Start of Block

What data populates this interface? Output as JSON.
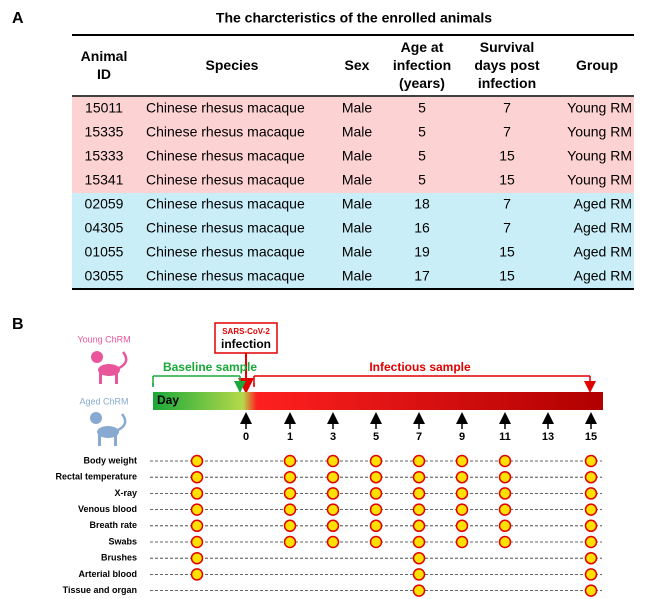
{
  "panel_a": {
    "label": "A",
    "title": "The charcteristics of the enrolled animals",
    "table": {
      "header": [
        "Animal ID",
        "Species",
        "Sex",
        "Age at infection (years)",
        "Survival days post infection",
        "Group"
      ],
      "rows": [
        [
          "15011",
          "Chinese rhesus macaque",
          "Male",
          "5",
          "7",
          "Young RM"
        ],
        [
          "15335",
          "Chinese rhesus macaque",
          "Male",
          "5",
          "7",
          "Young RM"
        ],
        [
          "15333",
          "Chinese rhesus macaque",
          "Male",
          "5",
          "15",
          "Young RM"
        ],
        [
          "15341",
          "Chinese rhesus macaque",
          "Male",
          "5",
          "15",
          "Young RM"
        ],
        [
          "02059",
          "Chinese rhesus macaque",
          "Male",
          "18",
          "7",
          "Aged RM"
        ],
        [
          "04305",
          "Chinese rhesus macaque",
          "Male",
          "16",
          "7",
          "Aged RM"
        ],
        [
          "01055",
          "Chinese rhesus macaque",
          "Male",
          "19",
          "15",
          "Aged RM"
        ],
        [
          "03055",
          "Chinese rhesus macaque",
          "Male",
          "17",
          "15",
          "Aged RM"
        ]
      ]
    }
  },
  "panel_b": {
    "label": "B",
    "young_label": "Young ChRM",
    "aged_label": "Aged ChRM",
    "virus": "SARS-CoV-2",
    "infection": "infection",
    "baseline_label": "Baseline sample",
    "infectious_label": "Infectious sample",
    "day_label": "Day",
    "days": [
      0,
      1,
      3,
      5,
      7,
      9,
      11,
      13,
      15
    ],
    "samples": [
      {
        "label": "Body weight",
        "baseline": true,
        "days": [
          1,
          3,
          5,
          7,
          9,
          11,
          15
        ]
      },
      {
        "label": "Rectal temperature",
        "baseline": true,
        "days": [
          1,
          3,
          5,
          7,
          9,
          11,
          15
        ]
      },
      {
        "label": "X-ray",
        "baseline": true,
        "days": [
          1,
          3,
          5,
          7,
          9,
          11,
          15
        ]
      },
      {
        "label": "Venous blood",
        "baseline": true,
        "days": [
          1,
          3,
          5,
          7,
          9,
          11,
          15
        ]
      },
      {
        "label": "Breath rate",
        "baseline": true,
        "days": [
          1,
          3,
          5,
          7,
          9,
          11,
          15
        ]
      },
      {
        "label": "Swabs",
        "baseline": true,
        "days": [
          1,
          3,
          5,
          7,
          9,
          11,
          15
        ]
      },
      {
        "label": "Brushes",
        "baseline": true,
        "days": [
          7,
          15
        ]
      },
      {
        "label": "Arterial blood",
        "baseline": true,
        "days": [
          7,
          15
        ]
      },
      {
        "label": "Tissue and organ",
        "baseline": false,
        "days": [
          7,
          15
        ]
      }
    ]
  }
}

End of Block

• [ABOUT THIS EXERCISE] Once the pictures are set aside, output the whole listing exactly.

• [SOLUTION TO THE EXERCISE]
What data populates this interface? Output as JSON.
{
  "panel_a": {
    "label": "A",
    "title": "The charcteristics of the enrolled animals",
    "table": {
      "header": [
        "Animal ID",
        "Species",
        "Sex",
        "Age at infection (years)",
        "Survival days post infection",
        "Group"
      ],
      "rows": [
        [
          "15011",
          "Chinese rhesus macaque",
          "Male",
          "5",
          "7",
          "Young RM"
        ],
        [
          "15335",
          "Chinese rhesus macaque",
          "Male",
          "5",
          "7",
          "Young RM"
        ],
        [
          "15333",
          "Chinese rhesus macaque",
          "Male",
          "5",
          "15",
          "Young RM"
        ],
        [
          "15341",
          "Chinese rhesus macaque",
          "Male",
          "5",
          "15",
          "Young RM"
        ],
        [
          "02059",
          "Chinese rhesus macaque",
          "Male",
          "18",
          "7",
          "Aged RM"
        ],
        [
          "04305",
          "Chinese rhesus macaque",
          "Male",
          "16",
          "7",
          "Aged RM"
        ],
        [
          "01055",
          "Chinese rhesus macaque",
          "Male",
          "19",
          "15",
          "Aged RM"
        ],
        [
          "03055",
          "Chinese rhesus macaque",
          "Male",
          "17",
          "15",
          "Aged RM"
        ]
      ]
    }
  },
  "panel_b": {
    "label": "B",
    "young_label": "Young ChRM",
    "aged_label": "Aged ChRM",
    "virus": "SARS-CoV-2",
    "infection": "infection",
    "baseline_label": "Baseline sample",
    "infectious_label": "Infectious sample",
    "day_label": "Day",
    "days": [
      0,
      1,
      3,
      5,
      7,
      9,
      11,
      13,
      15
    ],
    "samples": [
      {
        "label": "Body weight",
        "baseline": true,
        "days": [
          1,
          3,
          5,
          7,
          9,
          11,
          15
        ]
      },
      {
        "label": "Rectal temperature",
        "baseline": true,
        "days": [
          1,
          3,
          5,
          7,
          9,
          11,
          15
        ]
      },
      {
        "label": "X-ray",
        "baseline": true,
        "days": [
          1,
          3,
          5,
          7,
          9,
          11,
          15
        ]
      },
      {
        "label": "Venous blood",
        "baseline": true,
        "days": [
          1,
          3,
          5,
          7,
          9,
          11,
          15
        ]
      },
      {
        "label": "Breath rate",
        "baseline": true,
        "days": [
          1,
          3,
          5,
          7,
          9,
          11,
          15
        ]
      },
      {
        "label": "Swabs",
        "baseline": true,
        "days": [
          1,
          3,
          5,
          7,
          9,
          11,
          15
        ]
      },
      {
        "label": "Brushes",
        "baseline": true,
        "days": [
          7,
          15
        ]
      },
      {
        "label": "Arterial blood",
        "baseline": true,
        "days": [
          7,
          15
        ]
      },
      {
        "label": "Tissue and organ",
        "baseline": false,
        "days": [
          7,
          15
        ]
      }
    ]
  }
}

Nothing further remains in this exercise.